What you should do
What follows is a listing; restate every line of it word for word.

Records for this task
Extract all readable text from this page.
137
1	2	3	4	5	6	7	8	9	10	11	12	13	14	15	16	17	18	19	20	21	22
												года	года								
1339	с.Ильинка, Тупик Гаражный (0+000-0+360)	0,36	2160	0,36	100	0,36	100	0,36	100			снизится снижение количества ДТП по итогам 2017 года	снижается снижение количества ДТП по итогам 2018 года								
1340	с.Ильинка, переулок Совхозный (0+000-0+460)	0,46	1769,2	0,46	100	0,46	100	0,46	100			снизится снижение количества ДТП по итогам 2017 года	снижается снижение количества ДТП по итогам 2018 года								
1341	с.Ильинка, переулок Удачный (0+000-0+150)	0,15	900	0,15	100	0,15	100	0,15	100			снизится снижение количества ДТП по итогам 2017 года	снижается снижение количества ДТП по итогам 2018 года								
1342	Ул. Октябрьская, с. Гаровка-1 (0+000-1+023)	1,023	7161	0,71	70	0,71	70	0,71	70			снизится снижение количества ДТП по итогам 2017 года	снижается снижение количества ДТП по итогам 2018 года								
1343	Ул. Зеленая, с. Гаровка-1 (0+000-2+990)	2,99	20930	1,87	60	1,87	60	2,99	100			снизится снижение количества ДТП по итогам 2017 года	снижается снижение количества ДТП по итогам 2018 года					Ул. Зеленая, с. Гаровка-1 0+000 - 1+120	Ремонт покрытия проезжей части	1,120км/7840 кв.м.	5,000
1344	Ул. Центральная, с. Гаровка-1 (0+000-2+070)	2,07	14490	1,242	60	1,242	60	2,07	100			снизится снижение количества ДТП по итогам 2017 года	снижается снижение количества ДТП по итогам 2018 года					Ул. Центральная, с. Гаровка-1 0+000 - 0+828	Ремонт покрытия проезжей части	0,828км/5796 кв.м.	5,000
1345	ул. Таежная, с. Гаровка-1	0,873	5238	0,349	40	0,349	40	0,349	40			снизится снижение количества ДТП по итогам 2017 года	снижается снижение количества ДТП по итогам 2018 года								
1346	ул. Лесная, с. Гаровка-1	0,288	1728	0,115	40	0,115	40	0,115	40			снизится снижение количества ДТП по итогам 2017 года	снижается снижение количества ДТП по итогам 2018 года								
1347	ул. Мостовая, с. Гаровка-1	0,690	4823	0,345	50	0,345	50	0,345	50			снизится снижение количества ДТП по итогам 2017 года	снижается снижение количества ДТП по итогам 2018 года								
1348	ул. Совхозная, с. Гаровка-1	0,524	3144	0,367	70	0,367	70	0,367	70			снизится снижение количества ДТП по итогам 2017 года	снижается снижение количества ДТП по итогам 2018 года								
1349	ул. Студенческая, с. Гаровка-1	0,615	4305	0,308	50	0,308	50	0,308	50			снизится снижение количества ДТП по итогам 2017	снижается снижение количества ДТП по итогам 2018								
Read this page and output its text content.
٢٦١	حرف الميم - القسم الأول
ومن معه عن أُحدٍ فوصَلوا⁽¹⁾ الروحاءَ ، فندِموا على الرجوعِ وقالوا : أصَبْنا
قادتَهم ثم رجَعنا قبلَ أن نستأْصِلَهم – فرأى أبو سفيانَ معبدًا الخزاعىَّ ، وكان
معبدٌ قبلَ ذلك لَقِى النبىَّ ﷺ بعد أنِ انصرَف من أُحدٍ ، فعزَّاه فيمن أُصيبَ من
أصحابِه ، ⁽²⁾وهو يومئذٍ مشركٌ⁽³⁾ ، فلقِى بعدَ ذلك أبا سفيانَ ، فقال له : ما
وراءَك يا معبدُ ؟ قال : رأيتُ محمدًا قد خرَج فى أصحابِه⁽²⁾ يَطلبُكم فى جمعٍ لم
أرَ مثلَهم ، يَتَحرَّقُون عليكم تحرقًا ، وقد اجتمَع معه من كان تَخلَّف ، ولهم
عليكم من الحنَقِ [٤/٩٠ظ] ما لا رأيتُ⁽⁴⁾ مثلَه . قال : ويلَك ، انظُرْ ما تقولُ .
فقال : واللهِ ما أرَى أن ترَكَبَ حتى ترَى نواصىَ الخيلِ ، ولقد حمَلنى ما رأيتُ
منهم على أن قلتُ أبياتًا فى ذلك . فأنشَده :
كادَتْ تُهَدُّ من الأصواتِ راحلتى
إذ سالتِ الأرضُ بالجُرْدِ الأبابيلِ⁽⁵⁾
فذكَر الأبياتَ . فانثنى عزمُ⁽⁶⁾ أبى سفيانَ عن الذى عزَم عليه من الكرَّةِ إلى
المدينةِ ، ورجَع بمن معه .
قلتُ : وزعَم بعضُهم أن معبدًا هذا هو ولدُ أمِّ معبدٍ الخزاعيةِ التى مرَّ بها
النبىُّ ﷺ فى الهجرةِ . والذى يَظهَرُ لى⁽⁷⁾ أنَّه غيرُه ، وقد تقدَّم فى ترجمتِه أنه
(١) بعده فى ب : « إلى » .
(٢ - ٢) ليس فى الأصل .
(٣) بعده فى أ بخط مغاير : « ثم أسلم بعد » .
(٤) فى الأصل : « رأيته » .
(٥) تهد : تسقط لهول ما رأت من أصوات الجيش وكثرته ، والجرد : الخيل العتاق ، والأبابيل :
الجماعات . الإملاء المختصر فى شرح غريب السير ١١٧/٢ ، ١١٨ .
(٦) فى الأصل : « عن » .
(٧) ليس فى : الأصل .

Correct output
Extract all readable text from this page.
137
1	2	3	4	5	6	7	8	9	10	11	12	13	14	15	16	17	18	19	20	21	22
												года	года								
1339	с.Ильинка, Тупик Гаражный (0+000-0+360)	0,36	2160	0,36	100	0,36	100	0,36	100			снизится снижение количества ДТП по итогам 2017 года	снижается снижение количества ДТП по итогам 2018 года								
1340	с.Ильинка, переулок Совхозный (0+000-0+460)	0,46	1769,2	0,46	100	0,46	100	0,46	100			снизится снижение количества ДТП по итогам 2017 года	снижается снижение количества ДТП по итогам 2018 года								
1341	с.Ильинка, переулок Удачный (0+000-0+150)	0,15	900	0,15	100	0,15	100	0,15	100			снизится снижение количества ДТП по итогам 2017 года	снижается снижение количества ДТП по итогам 2018 года								
1342	Ул. Октябрьская, с. Гаровка-1 (0+000-1+023)	1,023	7161	0,71	70	0,71	70	0,71	70			снизится снижение количества ДТП по итогам 2017 года	снижается снижение количества ДТП по итогам 2018 года								
1343	Ул. Зеленая, с. Гаровка-1 (0+000-2+990)	2,99	20930	1,87	60	1,87	60	2,99	100			снизится снижение количества ДТП по итогам 2017 года	снижается снижение количества ДТП по итогам 2018 года					Ул. Зеленая, с. Гаровка-1 0+000 - 1+120	Ремонт покрытия проезжей части	1,120км/7840 кв.м.	5,000
1344	Ул. Центральная, с. Гаровка-1 (0+000-2+070)	2,07	14490	1,242	60	1,242	60	2,07	100			снизится снижение количества ДТП по итогам 2017 года	снижается снижение количества ДТП по итогам 2018 года					Ул. Центральная, с. Гаровка-1 0+000 - 0+828	Ремонт покрытия проезжей части	0,828км/5796 кв.м.	5,000
1345	ул. Таежная, с. Гаровка-1	0,873	5238	0,349	40	0,349	40	0,349	40			снизится снижение количества ДТП по итогам 2017 года	снижается снижение количества ДТП по итогам 2018 года								
1346	ул. Лесная, с. Гаровка-1	0,288	1728	0,115	40	0,115	40	0,115	40			снизится снижение количества ДТП по итогам 2017 года	снижается снижение количества ДТП по итогам 2018 года								
1347	ул. Мостовая, с. Гаровка-1	0,690	4823	0,345	50	0,345	50	0,345	50			снизится снижение количества ДТП по итогам 2017 года	снижается снижение количества ДТП по итогам 2018 года								
1348	ул. Совхозная, с. Гаровка-1	0,524	3144	0,367	70	0,367	70	0,367	70			снизится снижение количества ДТП по итогам 2017 года	снижается снижение количества ДТП по итогам 2018 года								
1349	ул. Студенческая, с. Гаровка-1	0,615	4305	0,308	50	0,308	50	0,308	50			снизится снижение количества ДТП по итогам 2017	снижается снижение количества ДТП по итогам 2018								
Read this page and output its text content.
٢٦١	حرف الميم - القسم الأول
ومن معه عن أُحدٍ فوصَلوا⁽¹⁾ الروحاءَ ، فندِموا على الرجوعِ وقالوا : أصَبْنا
قادتَهم ثم رجَعنا قبلَ أن نستأْصِلَهم – فرأى أبو سفيانَ معبدًا الخزاعىَّ ، وكان
معبدٌ قبلَ ذلك لَقِى النبىَّ ﷺ بعد أنِ انصرَف من أُحدٍ ، فعزَّاه فيمن أُصيبَ من
أصحابِه ، ⁽²⁾وهو يومئذٍ مشركٌ⁽³⁾ ، فلقِى بعدَ ذلك أبا سفيانَ ، فقال له : ما
وراءَك يا معبدُ ؟ قال : رأيتُ محمدًا قد خرَج فى أصحابِه⁽²⁾ يَطلبُكم فى جمعٍ لم
أرَ مثلَهم ، يَتَحرَّقُون عليكم تحرقًا ، وقد اجتمَع معه من كان تَخلَّف ، ولهم
عليكم من الحنَقِ [٤/٩٠ظ] ما لا رأيتُ⁽⁴⁾ مثلَه . قال : ويلَك ، انظُرْ ما تقولُ .
فقال : واللهِ ما أرَى أن ترَكَبَ حتى ترَى نواصىَ الخيلِ ، ولقد حمَلنى ما رأيتُ
منهم على أن قلتُ أبياتًا فى ذلك . فأنشَده :
كادَتْ تُهَدُّ من الأصواتِ راحلتى
إذ سالتِ الأرضُ بالجُرْدِ الأبابيلِ⁽⁵⁾
فذكَر الأبياتَ . فانثنى عزمُ⁽⁶⁾ أبى سفيانَ عن الذى عزَم عليه من الكرَّةِ إلى
المدينةِ ، ورجَع بمن معه .
قلتُ : وزعَم بعضُهم أن معبدًا هذا هو ولدُ أمِّ معبدٍ الخزاعيةِ التى مرَّ بها
النبىُّ ﷺ فى الهجرةِ . والذى يَظهَرُ لى⁽⁷⁾ أنَّه غيرُه ، وقد تقدَّم فى ترجمتِه أنه
(١) بعده فى ب : « إلى » .
(٢ - ٢) ليس فى الأصل .
(٣) بعده فى أ بخط مغاير : « ثم أسلم بعد » .
(٤) فى الأصل : « رأيته » .
(٥) تهد : تسقط لهول ما رأت من أصوات الجيش وكثرته ، والجرد : الخيل العتاق ، والأبابيل :
الجماعات . الإملاء المختصر فى شرح غريب السير ١١٧/٢ ، ١١٨ .
(٦) فى الأصل : « عن » .
(٧) ليس فى : الأصل .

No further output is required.